Written instruction:
Identify and reproduce every line holding the string "page".

— start Task inputs —

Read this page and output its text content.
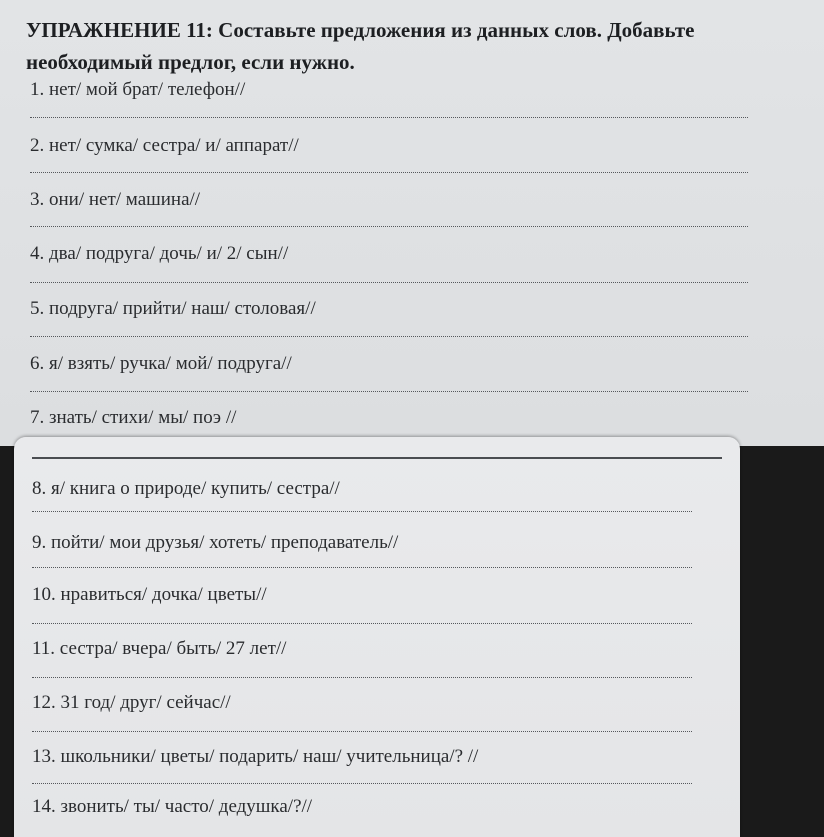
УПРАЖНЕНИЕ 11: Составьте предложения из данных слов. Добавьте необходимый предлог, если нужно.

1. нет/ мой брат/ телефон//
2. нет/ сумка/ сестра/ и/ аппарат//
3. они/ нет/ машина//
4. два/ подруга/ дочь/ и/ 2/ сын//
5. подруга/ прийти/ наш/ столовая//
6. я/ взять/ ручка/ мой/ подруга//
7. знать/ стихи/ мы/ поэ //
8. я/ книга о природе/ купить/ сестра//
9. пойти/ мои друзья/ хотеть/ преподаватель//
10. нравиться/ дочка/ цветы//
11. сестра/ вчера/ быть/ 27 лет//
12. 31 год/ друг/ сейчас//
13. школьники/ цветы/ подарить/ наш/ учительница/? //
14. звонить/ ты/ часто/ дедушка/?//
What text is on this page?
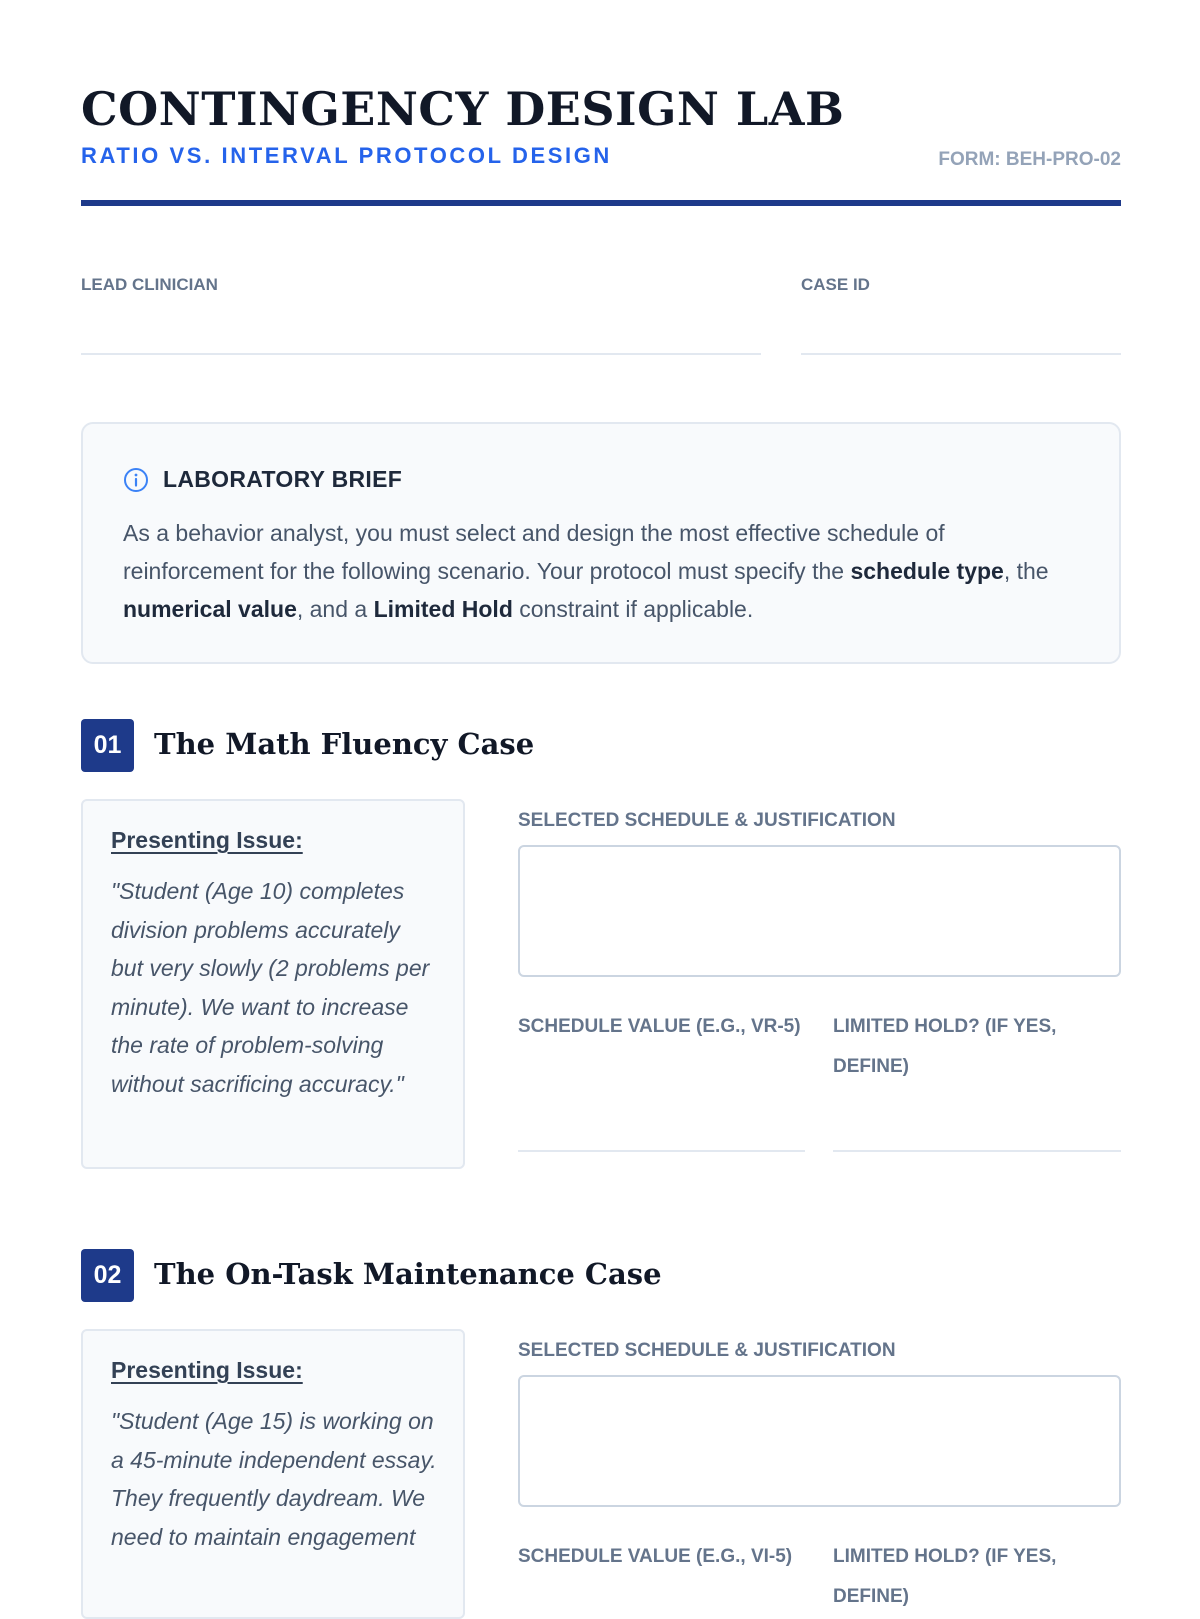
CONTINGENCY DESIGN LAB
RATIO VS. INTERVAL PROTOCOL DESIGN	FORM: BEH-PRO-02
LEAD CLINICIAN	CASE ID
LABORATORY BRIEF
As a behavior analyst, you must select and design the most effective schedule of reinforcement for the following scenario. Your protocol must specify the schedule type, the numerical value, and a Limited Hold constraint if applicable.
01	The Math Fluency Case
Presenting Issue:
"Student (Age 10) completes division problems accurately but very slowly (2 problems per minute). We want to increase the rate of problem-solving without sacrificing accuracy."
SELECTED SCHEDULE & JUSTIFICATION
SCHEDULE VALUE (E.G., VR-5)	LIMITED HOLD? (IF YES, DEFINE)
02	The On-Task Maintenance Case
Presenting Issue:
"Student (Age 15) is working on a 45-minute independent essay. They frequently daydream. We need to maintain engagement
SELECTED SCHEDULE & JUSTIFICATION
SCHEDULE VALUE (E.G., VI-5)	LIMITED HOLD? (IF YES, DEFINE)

— end Task inputs —

Exercise result:
Read this page and output its text content.
What text is on this page?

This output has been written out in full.